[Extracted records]

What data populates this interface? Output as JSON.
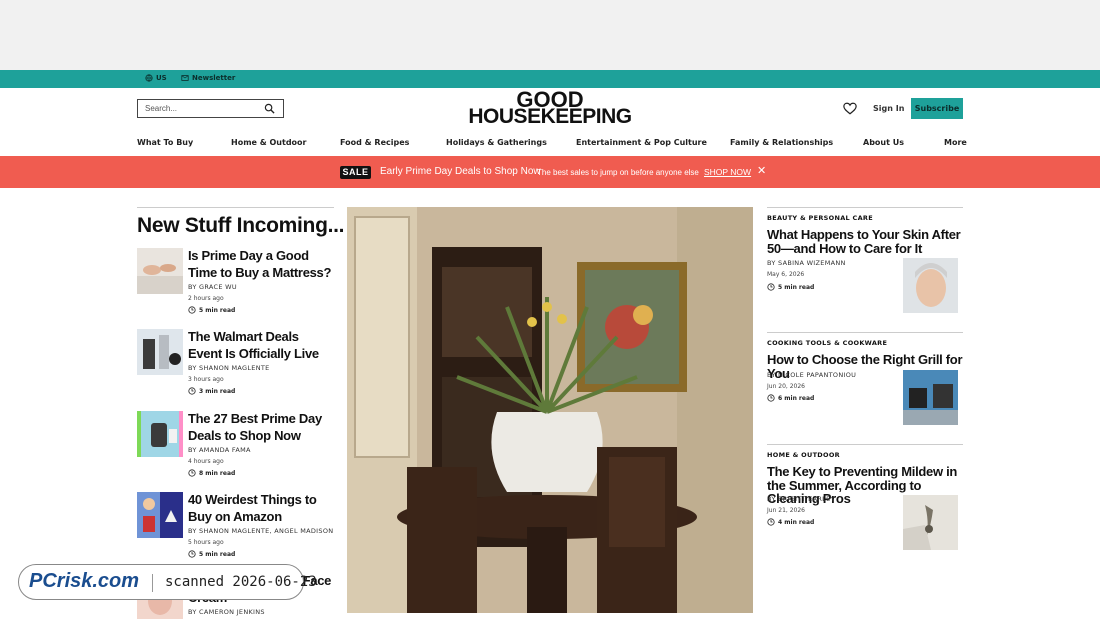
{
  "utility": {
    "region": "US",
    "newsletter": "Newsletter"
  },
  "header": {
    "search_placeholder": "Search...",
    "logo_line1": "GOOD",
    "logo_line2": "HOUSEKEEPING",
    "signin": "Sign In",
    "subscribe": "Subscribe"
  },
  "nav": {
    "items": [
      "What To Buy",
      "Home & Outdoor",
      "Food & Recipes",
      "Holidays & Gatherings",
      "Entertainment & Pop Culture",
      "Family & Relationships",
      "About Us",
      "More"
    ]
  },
  "promo": {
    "badge": "SALE",
    "headline": "Early Prime Day Deals to Shop Now",
    "sub": "The best sales to jump on before anyone else",
    "cta": "SHOP NOW",
    "close": "✕"
  },
  "left": {
    "section_title": "New Stuff Incoming...",
    "stories": [
      {
        "title": "Is Prime Day a Good Time to Buy a Mattress?",
        "byline": "BY GRACE WU",
        "time": "2 hours ago",
        "read": "5 min read"
      },
      {
        "title": "The Walmart Deals Event Is Officially Live",
        "byline": "BY SHANON MAGLENTE",
        "time": "3 hours ago",
        "read": "3 min read"
      },
      {
        "title": "The 27 Best Prime Day Deals to Shop Now",
        "byline": "BY AMANDA FAMA",
        "time": "4 hours ago",
        "read": "8 min read"
      },
      {
        "title": "40 Weirdest Things to Buy on Amazon",
        "byline": "BY SHANON MAGLENTE, ANGEL MADISON",
        "time": "5 hours ago",
        "read": "5 min read"
      },
      {
        "title": "This Is the \"Magic\" Face Cream",
        "byline": "BY CAMERON JENKINS"
      }
    ]
  },
  "right": {
    "stories": [
      {
        "category": "BEAUTY & PERSONAL CARE",
        "title": "What Happens to Your Skin After 50—and How to Care for It",
        "byline": "BY SABINA WIZEMANN",
        "date": "May 6, 2026",
        "read": "5 min read"
      },
      {
        "category": "COOKING TOOLS & COOKWARE",
        "title": "How to Choose the Right Grill for You",
        "byline": "BY NICOLE PAPANTONIOU",
        "date": "Jun 20, 2026",
        "read": "6 min read"
      },
      {
        "category": "HOME & OUTDOOR",
        "title": "The Key to Preventing Mildew in the Summer, According to Cleaning Pros",
        "byline": "BY BRIGITT EARLEY",
        "date": "Jun 21, 2026",
        "read": "4 min read"
      }
    ]
  },
  "watermark": {
    "logo": "PCrisk.com",
    "text": "scanned 2026-06-23"
  }
}
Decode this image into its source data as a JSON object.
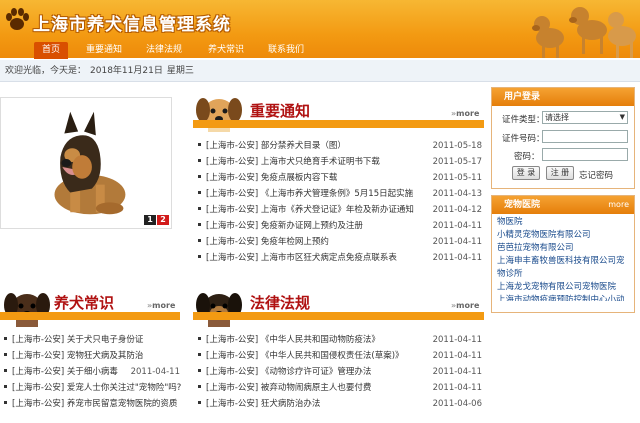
{
  "header": {
    "site_title": "上海市养犬信息管理系统"
  },
  "nav": {
    "items": [
      {
        "label": "首页",
        "active": true
      },
      {
        "label": "重要通知",
        "active": false
      },
      {
        "label": "法律法规",
        "active": false
      },
      {
        "label": "养犬常识",
        "active": false
      },
      {
        "label": "联系我们",
        "active": false
      }
    ]
  },
  "welcome": {
    "greeting": "欢迎光临，今天是：",
    "date": "2018年11月21日",
    "weekday": "星期三"
  },
  "slideshow": {
    "pages": [
      "1",
      "2"
    ]
  },
  "notices": {
    "title": "重要通知",
    "more": "more",
    "items": [
      {
        "text": "[上海市-公安] 部分禁养犬目录（图）",
        "date": "2011-05-18"
      },
      {
        "text": "[上海市-公安] 上海市犬只绝育手术证明书下载",
        "date": "2011-05-17"
      },
      {
        "text": "[上海市-公安] 免疫点展板内容下载",
        "date": "2011-05-11"
      },
      {
        "text": "[上海市-公安] 《上海市养犬管理条例》5月15日起实施",
        "date": "2011-04-13"
      },
      {
        "text": "[上海市-公安] 上海市《养犬登记证》年检及新办证通知",
        "date": "2011-04-12"
      },
      {
        "text": "[上海市-公安] 免疫新办证网上预约及注册",
        "date": "2011-04-11"
      },
      {
        "text": "[上海市-公安] 免疫年检网上预约",
        "date": "2011-04-11"
      },
      {
        "text": "[上海市-公安] 上海市市区狂犬病定点免疫点联系表",
        "date": "2011-04-11"
      }
    ]
  },
  "knowledge": {
    "title": "养犬常识",
    "more": "more",
    "items": [
      {
        "text": "[上海市-公安] 关于犬只电子身份证",
        "date": ""
      },
      {
        "text": "[上海市-公安] 宠物狂犬病及其防治",
        "date": ""
      },
      {
        "text": "[上海市-公安] 关于细小病毒",
        "date": "2011-04-11"
      },
      {
        "text": "[上海市-公安] 爱宠人士你关注过\"宠物险\"吗?",
        "date": ""
      },
      {
        "text": "[上海市-公安] 养宠市民留意宠物医院的资质",
        "date": ""
      }
    ]
  },
  "laws": {
    "title": "法律法规",
    "more": "more",
    "items": [
      {
        "text": "[上海市-公安] 《中华人民共和国动物防疫法》",
        "date": "2011-04-11"
      },
      {
        "text": "[上海市-公安] 《中华人民共和国侵权责任法(草案)》",
        "date": "2011-04-11"
      },
      {
        "text": "[上海市-公安] 《动物诊疗许可证》管理办法",
        "date": "2011-04-11"
      },
      {
        "text": "[上海市-公安] 被弃动物闹病原主人也要付费",
        "date": "2011-04-11"
      },
      {
        "text": "[上海市-公安] 狂犬病防治办法",
        "date": "2011-04-06"
      }
    ]
  },
  "login": {
    "title": "用户登录",
    "cert_type_label": "证件类型：",
    "cert_type_value": "请选择",
    "cert_no_label": "证件号码：",
    "password_label": "密码：",
    "login_button": "登 录",
    "register_button": "注 册",
    "forgot_link": "忘记密码"
  },
  "hospitals": {
    "title": "宠物医院",
    "more": "more",
    "items": [
      "物医院",
      "小精灵宠物医院有限公司",
      "芭芭拉宠物有限公司",
      "上海申丰畜牧兽医科技有限公司宠物诊所",
      "上海龙戈宠物有限公司宠物医院",
      "上海市动物疫病预防控制中心小动物"
    ]
  },
  "colors": {
    "header_orange": "#f39a12",
    "title_red": "#b01212",
    "link_blue": "#1a4b8c"
  }
}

### The task
Excluding the pictures, restate the records above word for word.

### Exercise solution
What data populates this interface? Output as JSON.
{
  "utility": {
    "region": "US",
    "newsletter": "Newsletter"
  },
  "header": {
    "search_placeholder": "Search...",
    "logo_line1": "GOOD",
    "logo_line2": "HOUSEKEEPING",
    "signin": "Sign In",
    "subscribe": "Subscribe"
  },
  "nav": {
    "items": [
      "What To Buy",
      "Home & Outdoor",
      "Food & Recipes",
      "Holidays & Gatherings",
      "Entertainment & Pop Culture",
      "Family & Relationships",
      "About Us",
      "More"
    ]
  },
  "promo": {
    "badge": "SALE",
    "headline": "Early Prime Day Deals to Shop Now",
    "sub": "The best sales to jump on before anyone else",
    "cta": "SHOP NOW",
    "close": "✕"
  },
  "left": {
    "section_title": "New Stuff Incoming...",
    "stories": [
      {
        "title": "Is Prime Day a Good Time to Buy a Mattress?",
        "byline": "BY GRACE WU",
        "time": "2 hours ago",
        "read": "5 min read"
      },
      {
        "title": "The Walmart Deals Event Is Officially Live",
        "byline": "BY SHANON MAGLENTE",
        "time": "3 hours ago",
        "read": "3 min read"
      },
      {
        "title": "The 27 Best Prime Day Deals to Shop Now",
        "byline": "BY AMANDA FAMA",
        "time": "4 hours ago",
        "read": "8 min read"
      },
      {
        "title": "40 Weirdest Things to Buy on Amazon",
        "byline": "BY SHANON MAGLENTE, ANGEL MADISON",
        "time": "5 hours ago",
        "read": "5 min read"
      },
      {
        "title": "This Is the \"Magic\" Face Cream",
        "byline": "BY CAMERON JENKINS"
      }
    ]
  },
  "right": {
    "stories": [
      {
        "category": "BEAUTY & PERSONAL CARE",
        "title": "What Happens to Your Skin After 50—and How to Care for It",
        "byline": "BY SABINA WIZEMANN",
        "date": "May 6, 2026",
        "read": "5 min read"
      },
      {
        "category": "COOKING TOOLS & COOKWARE",
        "title": "How to Choose the Right Grill for You",
        "byline": "BY NICOLE PAPANTONIOU",
        "date": "Jun 20, 2026",
        "read": "6 min read"
      },
      {
        "category": "HOME & OUTDOOR",
        "title": "The Key to Preventing Mildew in the Summer, According to Cleaning Pros",
        "byline": "BY BRIGITT EARLEY",
        "date": "Jun 21, 2026",
        "read": "4 min read"
      }
    ]
  },
  "watermark": {
    "logo": "PCrisk.com",
    "text": "scanned 2026-06-23"
  }
}
Decode this image into its source data as a JSON object.
{
  "header": {
    "site_title": "上海市养犬信息管理系统"
  },
  "nav": {
    "items": [
      {
        "label": "首页",
        "active": true
      },
      {
        "label": "重要通知",
        "active": false
      },
      {
        "label": "法律法规",
        "active": false
      },
      {
        "label": "养犬常识",
        "active": false
      },
      {
        "label": "联系我们",
        "active": false
      }
    ]
  },
  "welcome": {
    "greeting": "欢迎光临，今天是：",
    "date": "2018年11月21日",
    "weekday": "星期三"
  },
  "slideshow": {
    "pages": [
      "1",
      "2"
    ]
  },
  "notices": {
    "title": "重要通知",
    "more": "more",
    "items": [
      {
        "text": "[上海市-公安] 部分禁养犬目录（图）",
        "date": "2011-05-18"
      },
      {
        "text": "[上海市-公安] 上海市犬只绝育手术证明书下载",
        "date": "2011-05-17"
      },
      {
        "text": "[上海市-公安] 免疫点展板内容下载",
        "date": "2011-05-11"
      },
      {
        "text": "[上海市-公安] 《上海市养犬管理条例》5月15日起实施",
        "date": "2011-04-13"
      },
      {
        "text": "[上海市-公安] 上海市《养犬登记证》年检及新办证通知",
        "date": "2011-04-12"
      },
      {
        "text": "[上海市-公安] 免疫新办证网上预约及注册",
        "date": "2011-04-11"
      },
      {
        "text": "[上海市-公安] 免疫年检网上预约",
        "date": "2011-04-11"
      },
      {
        "text": "[上海市-公安] 上海市市区狂犬病定点免疫点联系表",
        "date": "2011-04-11"
      }
    ]
  },
  "knowledge": {
    "title": "养犬常识",
    "more": "more",
    "items": [
      {
        "text": "[上海市-公安] 关于犬只电子身份证",
        "date": ""
      },
      {
        "text": "[上海市-公安] 宠物狂犬病及其防治",
        "date": ""
      },
      {
        "text": "[上海市-公安] 关于细小病毒",
        "date": "2011-04-11"
      },
      {
        "text": "[上海市-公安] 爱宠人士你关注过\"宠物险\"吗?",
        "date": ""
      },
      {
        "text": "[上海市-公安] 养宠市民留意宠物医院的资质",
        "date": ""
      }
    ]
  },
  "laws": {
    "title": "法律法规",
    "more": "more",
    "items": [
      {
        "text": "[上海市-公安] 《中华人民共和国动物防疫法》",
        "date": "2011-04-11"
      },
      {
        "text": "[上海市-公安] 《中华人民共和国侵权责任法(草案)》",
        "date": "2011-04-11"
      },
      {
        "text": "[上海市-公安] 《动物诊疗许可证》管理办法",
        "date": "2011-04-11"
      },
      {
        "text": "[上海市-公安] 被弃动物闹病原主人也要付费",
        "date": "2011-04-11"
      },
      {
        "text": "[上海市-公安] 狂犬病防治办法",
        "date": "2011-04-06"
      }
    ]
  },
  "login": {
    "title": "用户登录",
    "cert_type_label": "证件类型：",
    "cert_type_value": "请选择",
    "cert_no_label": "证件号码：",
    "password_label": "密码：",
    "login_button": "登 录",
    "register_button": "注 册",
    "forgot_link": "忘记密码"
  },
  "hospitals": {
    "title": "宠物医院",
    "more": "more",
    "items": [
      "物医院",
      "小精灵宠物医院有限公司",
      "芭芭拉宠物有限公司",
      "上海申丰畜牧兽医科技有限公司宠物诊所",
      "上海龙戈宠物有限公司宠物医院",
      "上海市动物疫病预防控制中心小动物"
    ]
  },
  "colors": {
    "header_orange": "#f39a12",
    "title_red": "#b01212",
    "link_blue": "#1a4b8c"
  }
}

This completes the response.